Determine which lines of the records include the word "label", and copy them.

==== Records to use ====

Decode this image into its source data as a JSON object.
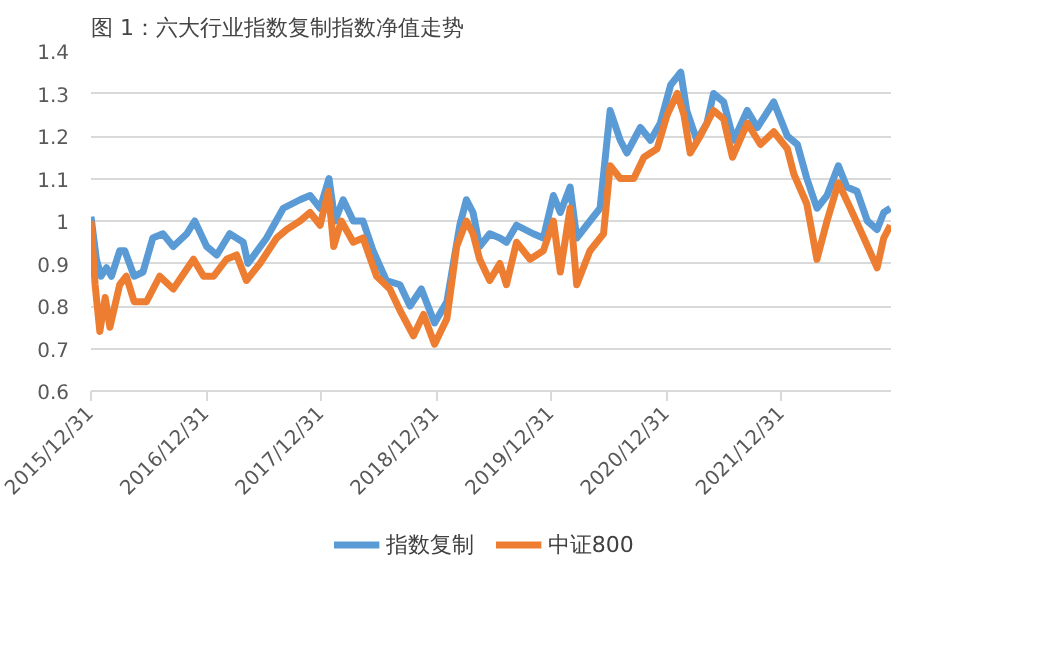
{
  "chart_data": {
    "type": "line",
    "title": "图 1：六大行业指数复制指数净值走势",
    "xlim": [
      "2015-12-31",
      "2022-12-12"
    ],
    "xticks": [
      {
        "value": "2015-12-31",
        "label": "2015/12/31"
      },
      {
        "value": "2016-12-31",
        "label": "2016/12/31"
      },
      {
        "value": "2017-12-31",
        "label": "2017/12/31"
      },
      {
        "value": "2018-12-31",
        "label": "2018/12/31"
      },
      {
        "value": "2019-12-31",
        "label": "2019/12/31"
      },
      {
        "value": "2020-12-31",
        "label": "2020/12/31"
      },
      {
        "value": "2021-12-31",
        "label": "2021/12/31"
      }
    ],
    "ylim": [
      0.6,
      1.4
    ],
    "yticks": [
      0.6,
      0.7,
      0.8,
      0.9,
      1,
      1.1,
      1.2,
      1.3,
      1.4
    ],
    "grid": "y",
    "legend": "bottom",
    "line_style": "solid",
    "marker": "none",
    "series": [
      {
        "name": "指数复制",
        "color": "#5b9bd5",
        "x": [
          "2015-12-31",
          "2016-01-17",
          "2016-02-01",
          "2016-02-18",
          "2016-03-05",
          "2016-03-31",
          "2016-04-16",
          "2016-05-16",
          "2016-06-13",
          "2016-07-14",
          "2016-08-15",
          "2016-09-17",
          "2016-10-30",
          "2016-11-24",
          "2017-01-01",
          "2017-02-02",
          "2017-03-15",
          "2017-04-27",
          "2017-05-12",
          "2017-07-10",
          "2017-09-01",
          "2017-10-24",
          "2017-11-25",
          "2017-12-27",
          "2018-01-24",
          "2018-02-12",
          "2018-03-10",
          "2018-04-11",
          "2018-05-12",
          "2018-06-13",
          "2018-07-25",
          "2018-09-06",
          "2018-10-08",
          "2018-11-13",
          "2018-12-25",
          "2019-02-02",
          "2019-03-15",
          "2019-04-05",
          "2019-04-26",
          "2019-05-17",
          "2019-06-18",
          "2019-07-20",
          "2019-08-10",
          "2019-09-11",
          "2019-11-03",
          "2019-12-05",
          "2020-01-06",
          "2020-01-28",
          "2020-02-28",
          "2020-03-20",
          "2020-05-01",
          "2020-06-02",
          "2020-07-04",
          "2020-08-05",
          "2020-08-26",
          "2020-10-08",
          "2020-11-09",
          "2020-12-10",
          "2021-01-12",
          "2021-02-13",
          "2021-03-04",
          "2021-04-05",
          "2021-05-07",
          "2021-05-28",
          "2021-06-29",
          "2021-07-31",
          "2021-09-12",
          "2021-10-14",
          "2021-12-05",
          "2022-01-17",
          "2022-02-18",
          "2022-03-20",
          "2022-04-21",
          "2022-05-23",
          "2022-06-28",
          "2022-07-25",
          "2022-08-26",
          "2022-09-28",
          "2022-10-29",
          "2022-11-19",
          "2022-12-10"
        ],
        "values": [
          1.01,
          0.91,
          0.87,
          0.89,
          0.87,
          0.93,
          0.93,
          0.87,
          0.88,
          0.96,
          0.97,
          0.94,
          0.97,
          1.0,
          0.94,
          0.92,
          0.97,
          0.95,
          0.9,
          0.96,
          1.03,
          1.05,
          1.06,
          1.03,
          1.1,
          1.0,
          1.05,
          1.0,
          1.0,
          0.93,
          0.86,
          0.85,
          0.8,
          0.84,
          0.76,
          0.81,
          0.99,
          1.05,
          1.02,
          0.94,
          0.97,
          0.96,
          0.95,
          0.99,
          0.97,
          0.96,
          1.06,
          1.02,
          1.08,
          0.96,
          1.0,
          1.03,
          1.26,
          1.19,
          1.16,
          1.22,
          1.19,
          1.23,
          1.32,
          1.35,
          1.26,
          1.19,
          1.23,
          1.3,
          1.28,
          1.19,
          1.26,
          1.22,
          1.28,
          1.2,
          1.18,
          1.1,
          1.03,
          1.06,
          1.13,
          1.08,
          1.07,
          1.0,
          0.98,
          1.02,
          1.03
        ]
      },
      {
        "name": "中证800",
        "color": "#ed7d31",
        "x": [
          "2015-12-31",
          "2016-01-13",
          "2016-01-28",
          "2016-02-14",
          "2016-02-29",
          "2016-03-31",
          "2016-04-21",
          "2016-05-16",
          "2016-06-24",
          "2016-08-05",
          "2016-09-17",
          "2016-11-20",
          "2016-12-22",
          "2017-01-23",
          "2017-03-05",
          "2017-04-06",
          "2017-05-07",
          "2017-06-19",
          "2017-08-11",
          "2017-09-12",
          "2017-10-24",
          "2017-11-25",
          "2017-12-27",
          "2018-01-22",
          "2018-02-08",
          "2018-03-04",
          "2018-04-11",
          "2018-05-12",
          "2018-06-24",
          "2018-08-05",
          "2018-09-06",
          "2018-10-19",
          "2018-11-20",
          "2018-12-25",
          "2019-02-02",
          "2019-03-05",
          "2019-04-05",
          "2019-04-26",
          "2019-05-17",
          "2019-06-18",
          "2019-07-20",
          "2019-08-10",
          "2019-09-11",
          "2019-10-24",
          "2019-12-05",
          "2020-01-06",
          "2020-01-28",
          "2020-02-28",
          "2020-03-20",
          "2020-05-01",
          "2020-06-13",
          "2020-07-04",
          "2020-08-05",
          "2020-09-17",
          "2020-10-19",
          "2020-11-30",
          "2021-01-01",
          "2021-02-02",
          "2021-02-23",
          "2021-03-15",
          "2021-04-16",
          "2021-05-28",
          "2021-06-29",
          "2021-07-27",
          "2021-09-12",
          "2021-10-24",
          "2021-12-05",
          "2022-01-17",
          "2022-02-07",
          "2022-03-20",
          "2022-04-21",
          "2022-05-23",
          "2022-06-28",
          "2022-08-05",
          "2022-09-17",
          "2022-10-29",
          "2022-11-19",
          "2022-12-10"
        ],
        "values": [
          1.0,
          0.85,
          0.74,
          0.82,
          0.75,
          0.85,
          0.87,
          0.81,
          0.81,
          0.87,
          0.84,
          0.91,
          0.87,
          0.87,
          0.91,
          0.92,
          0.86,
          0.9,
          0.96,
          0.98,
          1.0,
          1.02,
          0.99,
          1.07,
          0.94,
          1.0,
          0.95,
          0.96,
          0.87,
          0.84,
          0.79,
          0.73,
          0.78,
          0.71,
          0.77,
          0.94,
          1.0,
          0.97,
          0.91,
          0.86,
          0.9,
          0.85,
          0.95,
          0.91,
          0.93,
          1.0,
          0.88,
          1.03,
          0.85,
          0.93,
          0.97,
          1.13,
          1.1,
          1.1,
          1.15,
          1.17,
          1.25,
          1.3,
          1.25,
          1.16,
          1.2,
          1.26,
          1.24,
          1.15,
          1.23,
          1.18,
          1.21,
          1.17,
          1.11,
          1.04,
          0.91,
          1.0,
          1.09,
          1.03,
          0.96,
          0.89,
          0.96,
          0.99
        ]
      }
    ]
  }
}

====

The answer —
        "label": "2015/12/31"
        "label": "2016/12/31"
        "label": "2017/12/31"
        "label": "2018/12/31"
        "label": "2019/12/31"
        "label": "2020/12/31"
        "label": "2021/12/31"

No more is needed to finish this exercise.